++++ TASK MATERIAL

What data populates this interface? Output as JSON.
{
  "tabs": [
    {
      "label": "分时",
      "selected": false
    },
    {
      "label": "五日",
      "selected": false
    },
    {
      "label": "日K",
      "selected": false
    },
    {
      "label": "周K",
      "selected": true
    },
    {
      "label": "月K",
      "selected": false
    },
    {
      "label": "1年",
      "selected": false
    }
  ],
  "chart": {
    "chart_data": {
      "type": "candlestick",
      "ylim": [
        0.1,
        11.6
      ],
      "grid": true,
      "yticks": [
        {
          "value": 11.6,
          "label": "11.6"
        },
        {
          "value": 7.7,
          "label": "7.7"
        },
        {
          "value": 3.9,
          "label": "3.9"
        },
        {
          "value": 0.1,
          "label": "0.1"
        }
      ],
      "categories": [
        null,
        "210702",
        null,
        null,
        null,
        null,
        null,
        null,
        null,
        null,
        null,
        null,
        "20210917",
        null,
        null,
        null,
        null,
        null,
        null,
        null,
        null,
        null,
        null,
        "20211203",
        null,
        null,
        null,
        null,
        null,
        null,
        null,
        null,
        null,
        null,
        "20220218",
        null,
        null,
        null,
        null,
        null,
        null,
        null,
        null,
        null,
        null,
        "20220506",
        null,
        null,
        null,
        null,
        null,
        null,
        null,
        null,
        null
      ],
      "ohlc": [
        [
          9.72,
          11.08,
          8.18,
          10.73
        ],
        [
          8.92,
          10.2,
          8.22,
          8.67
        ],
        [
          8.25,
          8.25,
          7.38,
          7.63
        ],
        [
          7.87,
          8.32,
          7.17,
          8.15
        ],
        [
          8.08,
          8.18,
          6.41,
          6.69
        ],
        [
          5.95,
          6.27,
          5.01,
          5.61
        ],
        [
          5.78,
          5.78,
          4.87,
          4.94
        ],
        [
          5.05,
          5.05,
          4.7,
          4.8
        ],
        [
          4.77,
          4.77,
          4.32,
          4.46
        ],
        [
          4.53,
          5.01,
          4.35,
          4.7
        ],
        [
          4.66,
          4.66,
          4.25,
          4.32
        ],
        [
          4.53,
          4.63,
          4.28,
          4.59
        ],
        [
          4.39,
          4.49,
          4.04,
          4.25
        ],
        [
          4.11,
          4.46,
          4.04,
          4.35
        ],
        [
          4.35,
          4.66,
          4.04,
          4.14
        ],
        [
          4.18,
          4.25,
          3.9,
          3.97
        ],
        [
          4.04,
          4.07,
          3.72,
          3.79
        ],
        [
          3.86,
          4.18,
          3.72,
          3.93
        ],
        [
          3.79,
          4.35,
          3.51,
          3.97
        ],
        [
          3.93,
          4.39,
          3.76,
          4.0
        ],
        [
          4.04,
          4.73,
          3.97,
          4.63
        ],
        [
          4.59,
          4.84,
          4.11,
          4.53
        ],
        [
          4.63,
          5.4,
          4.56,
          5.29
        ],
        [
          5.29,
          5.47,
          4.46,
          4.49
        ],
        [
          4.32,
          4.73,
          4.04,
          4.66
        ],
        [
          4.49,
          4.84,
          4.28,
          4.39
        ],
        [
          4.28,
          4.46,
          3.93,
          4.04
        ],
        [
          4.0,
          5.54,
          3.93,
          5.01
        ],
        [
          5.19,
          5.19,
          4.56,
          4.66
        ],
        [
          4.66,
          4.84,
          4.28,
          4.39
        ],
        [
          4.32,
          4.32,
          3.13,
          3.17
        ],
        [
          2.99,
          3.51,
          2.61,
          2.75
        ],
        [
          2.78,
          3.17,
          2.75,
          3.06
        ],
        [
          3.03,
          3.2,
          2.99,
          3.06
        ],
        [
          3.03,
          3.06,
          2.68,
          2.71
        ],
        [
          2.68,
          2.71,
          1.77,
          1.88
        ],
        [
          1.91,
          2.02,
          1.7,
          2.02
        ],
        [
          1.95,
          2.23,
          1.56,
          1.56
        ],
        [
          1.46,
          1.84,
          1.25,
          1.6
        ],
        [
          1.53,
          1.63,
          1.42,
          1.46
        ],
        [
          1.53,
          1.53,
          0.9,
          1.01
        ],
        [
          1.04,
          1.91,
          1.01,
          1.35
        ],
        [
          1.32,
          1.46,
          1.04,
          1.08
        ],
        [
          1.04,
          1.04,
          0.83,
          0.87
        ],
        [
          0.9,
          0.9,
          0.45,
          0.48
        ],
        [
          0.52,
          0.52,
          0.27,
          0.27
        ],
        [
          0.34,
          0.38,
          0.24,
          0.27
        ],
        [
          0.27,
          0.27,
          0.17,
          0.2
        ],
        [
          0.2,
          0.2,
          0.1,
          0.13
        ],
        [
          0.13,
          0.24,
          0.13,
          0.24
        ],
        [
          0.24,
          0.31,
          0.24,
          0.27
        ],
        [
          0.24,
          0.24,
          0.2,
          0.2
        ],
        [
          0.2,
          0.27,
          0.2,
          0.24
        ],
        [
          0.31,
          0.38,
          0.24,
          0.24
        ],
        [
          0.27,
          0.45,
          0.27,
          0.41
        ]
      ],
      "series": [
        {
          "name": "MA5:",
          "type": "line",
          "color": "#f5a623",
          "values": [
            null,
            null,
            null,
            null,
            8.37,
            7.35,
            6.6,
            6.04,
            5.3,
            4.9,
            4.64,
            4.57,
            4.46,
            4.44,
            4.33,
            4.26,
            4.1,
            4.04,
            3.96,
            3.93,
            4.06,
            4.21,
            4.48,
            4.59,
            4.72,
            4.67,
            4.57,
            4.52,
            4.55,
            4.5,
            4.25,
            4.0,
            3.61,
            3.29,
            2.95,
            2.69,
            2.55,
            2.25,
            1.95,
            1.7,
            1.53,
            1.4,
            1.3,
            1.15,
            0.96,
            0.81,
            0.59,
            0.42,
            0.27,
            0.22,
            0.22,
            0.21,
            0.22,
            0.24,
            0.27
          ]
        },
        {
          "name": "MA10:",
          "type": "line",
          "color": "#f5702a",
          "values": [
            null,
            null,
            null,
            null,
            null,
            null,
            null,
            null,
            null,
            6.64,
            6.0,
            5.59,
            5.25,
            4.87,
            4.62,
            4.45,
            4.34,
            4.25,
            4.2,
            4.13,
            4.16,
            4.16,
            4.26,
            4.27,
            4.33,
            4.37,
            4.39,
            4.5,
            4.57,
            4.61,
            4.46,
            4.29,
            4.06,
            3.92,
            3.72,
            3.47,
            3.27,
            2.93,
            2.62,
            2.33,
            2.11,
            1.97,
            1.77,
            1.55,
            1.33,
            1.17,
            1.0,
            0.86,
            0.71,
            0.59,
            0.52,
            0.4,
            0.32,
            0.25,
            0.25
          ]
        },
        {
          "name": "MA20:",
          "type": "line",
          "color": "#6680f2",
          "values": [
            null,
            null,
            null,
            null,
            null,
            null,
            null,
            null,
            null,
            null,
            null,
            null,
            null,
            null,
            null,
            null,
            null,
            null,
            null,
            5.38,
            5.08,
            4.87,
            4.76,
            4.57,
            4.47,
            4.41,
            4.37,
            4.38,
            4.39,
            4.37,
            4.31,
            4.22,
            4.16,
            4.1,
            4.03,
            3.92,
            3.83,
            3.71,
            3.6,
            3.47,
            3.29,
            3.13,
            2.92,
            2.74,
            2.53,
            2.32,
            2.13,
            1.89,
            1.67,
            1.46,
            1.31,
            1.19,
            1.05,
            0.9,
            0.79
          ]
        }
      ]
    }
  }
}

++++++++

*AIM OF THE EXERCISE*. Copy every line of the material, please, keeping it exactly the same.

*EXPECTED ANSWER*.
What data populates this interface? Output as JSON.
{
  "tabs": [
    {
      "label": "分时",
      "selected": false
    },
    {
      "label": "五日",
      "selected": false
    },
    {
      "label": "日K",
      "selected": false
    },
    {
      "label": "周K",
      "selected": true
    },
    {
      "label": "月K",
      "selected": false
    },
    {
      "label": "1年",
      "selected": false
    }
  ],
  "chart": {
    "chart_data": {
      "type": "candlestick",
      "ylim": [
        0.1,
        11.6
      ],
      "grid": true,
      "yticks": [
        {
          "value": 11.6,
          "label": "11.6"
        },
        {
          "value": 7.7,
          "label": "7.7"
        },
        {
          "value": 3.9,
          "label": "3.9"
        },
        {
          "value": 0.1,
          "label": "0.1"
        }
      ],
      "categories": [
        null,
        "210702",
        null,
        null,
        null,
        null,
        null,
        null,
        null,
        null,
        null,
        null,
        "20210917",
        null,
        null,
        null,
        null,
        null,
        null,
        null,
        null,
        null,
        null,
        "20211203",
        null,
        null,
        null,
        null,
        null,
        null,
        null,
        null,
        null,
        null,
        "20220218",
        null,
        null,
        null,
        null,
        null,
        null,
        null,
        null,
        null,
        null,
        "20220506",
        null,
        null,
        null,
        null,
        null,
        null,
        null,
        null,
        null
      ],
      "ohlc": [
        [
          9.72,
          11.08,
          8.18,
          10.73
        ],
        [
          8.92,
          10.2,
          8.22,
          8.67
        ],
        [
          8.25,
          8.25,
          7.38,
          7.63
        ],
        [
          7.87,
          8.32,
          7.17,
          8.15
        ],
        [
          8.08,
          8.18,
          6.41,
          6.69
        ],
        [
          5.95,
          6.27,
          5.01,
          5.61
        ],
        [
          5.78,
          5.78,
          4.87,
          4.94
        ],
        [
          5.05,
          5.05,
          4.7,
          4.8
        ],
        [
          4.77,
          4.77,
          4.32,
          4.46
        ],
        [
          4.53,
          5.01,
          4.35,
          4.7
        ],
        [
          4.66,
          4.66,
          4.25,
          4.32
        ],
        [
          4.53,
          4.63,
          4.28,
          4.59
        ],
        [
          4.39,
          4.49,
          4.04,
          4.25
        ],
        [
          4.11,
          4.46,
          4.04,
          4.35
        ],
        [
          4.35,
          4.66,
          4.04,
          4.14
        ],
        [
          4.18,
          4.25,
          3.9,
          3.97
        ],
        [
          4.04,
          4.07,
          3.72,
          3.79
        ],
        [
          3.86,
          4.18,
          3.72,
          3.93
        ],
        [
          3.79,
          4.35,
          3.51,
          3.97
        ],
        [
          3.93,
          4.39,
          3.76,
          4.0
        ],
        [
          4.04,
          4.73,
          3.97,
          4.63
        ],
        [
          4.59,
          4.84,
          4.11,
          4.53
        ],
        [
          4.63,
          5.4,
          4.56,
          5.29
        ],
        [
          5.29,
          5.47,
          4.46,
          4.49
        ],
        [
          4.32,
          4.73,
          4.04,
          4.66
        ],
        [
          4.49,
          4.84,
          4.28,
          4.39
        ],
        [
          4.28,
          4.46,
          3.93,
          4.04
        ],
        [
          4.0,
          5.54,
          3.93,
          5.01
        ],
        [
          5.19,
          5.19,
          4.56,
          4.66
        ],
        [
          4.66,
          4.84,
          4.28,
          4.39
        ],
        [
          4.32,
          4.32,
          3.13,
          3.17
        ],
        [
          2.99,
          3.51,
          2.61,
          2.75
        ],
        [
          2.78,
          3.17,
          2.75,
          3.06
        ],
        [
          3.03,
          3.2,
          2.99,
          3.06
        ],
        [
          3.03,
          3.06,
          2.68,
          2.71
        ],
        [
          2.68,
          2.71,
          1.77,
          1.88
        ],
        [
          1.91,
          2.02,
          1.7,
          2.02
        ],
        [
          1.95,
          2.23,
          1.56,
          1.56
        ],
        [
          1.46,
          1.84,
          1.25,
          1.6
        ],
        [
          1.53,
          1.63,
          1.42,
          1.46
        ],
        [
          1.53,
          1.53,
          0.9,
          1.01
        ],
        [
          1.04,
          1.91,
          1.01,
          1.35
        ],
        [
          1.32,
          1.46,
          1.04,
          1.08
        ],
        [
          1.04,
          1.04,
          0.83,
          0.87
        ],
        [
          0.9,
          0.9,
          0.45,
          0.48
        ],
        [
          0.52,
          0.52,
          0.27,
          0.27
        ],
        [
          0.34,
          0.38,
          0.24,
          0.27
        ],
        [
          0.27,
          0.27,
          0.17,
          0.2
        ],
        [
          0.2,
          0.2,
          0.1,
          0.13
        ],
        [
          0.13,
          0.24,
          0.13,
          0.24
        ],
        [
          0.24,
          0.31,
          0.24,
          0.27
        ],
        [
          0.24,
          0.24,
          0.2,
          0.2
        ],
        [
          0.2,
          0.27,
          0.2,
          0.24
        ],
        [
          0.31,
          0.38,
          0.24,
          0.24
        ],
        [
          0.27,
          0.45,
          0.27,
          0.41
        ]
      ],
      "series": [
        {
          "name": "MA5:",
          "type": "line",
          "color": "#f5a623",
          "values": [
            null,
            null,
            null,
            null,
            8.37,
            7.35,
            6.6,
            6.04,
            5.3,
            4.9,
            4.64,
            4.57,
            4.46,
            4.44,
            4.33,
            4.26,
            4.1,
            4.04,
            3.96,
            3.93,
            4.06,
            4.21,
            4.48,
            4.59,
            4.72,
            4.67,
            4.57,
            4.52,
            4.55,
            4.5,
            4.25,
            4.0,
            3.61,
            3.29,
            2.95,
            2.69,
            2.55,
            2.25,
            1.95,
            1.7,
            1.53,
            1.4,
            1.3,
            1.15,
            0.96,
            0.81,
            0.59,
            0.42,
            0.27,
            0.22,
            0.22,
            0.21,
            0.22,
            0.24,
            0.27
          ]
        },
        {
          "name": "MA10:",
          "type": "line",
          "color": "#f5702a",
          "values": [
            null,
            null,
            null,
            null,
            null,
            null,
            null,
            null,
            null,
            6.64,
            6.0,
            5.59,
            5.25,
            4.87,
            4.62,
            4.45,
            4.34,
            4.25,
            4.2,
            4.13,
            4.16,
            4.16,
            4.26,
            4.27,
            4.33,
            4.37,
            4.39,
            4.5,
            4.57,
            4.61,
            4.46,
            4.29,
            4.06,
            3.92,
            3.72,
            3.47,
            3.27,
            2.93,
            2.62,
            2.33,
            2.11,
            1.97,
            1.77,
            1.55,
            1.33,
            1.17,
            1.0,
            0.86,
            0.71,
            0.59,
            0.52,
            0.4,
            0.32,
            0.25,
            0.25
          ]
        },
        {
          "name": "MA20:",
          "type": "line",
          "color": "#6680f2",
          "values": [
            null,
            null,
            null,
            null,
            null,
            null,
            null,
            null,
            null,
            null,
            null,
            null,
            null,
            null,
            null,
            null,
            null,
            null,
            null,
            5.38,
            5.08,
            4.87,
            4.76,
            4.57,
            4.47,
            4.41,
            4.37,
            4.38,
            4.39,
            4.37,
            4.31,
            4.22,
            4.16,
            4.1,
            4.03,
            3.92,
            3.83,
            3.71,
            3.6,
            3.47,
            3.29,
            3.13,
            2.92,
            2.74,
            2.53,
            2.32,
            2.13,
            1.89,
            1.67,
            1.46,
            1.31,
            1.19,
            1.05,
            0.9,
            0.79
          ]
        }
      ]
    }
  }
}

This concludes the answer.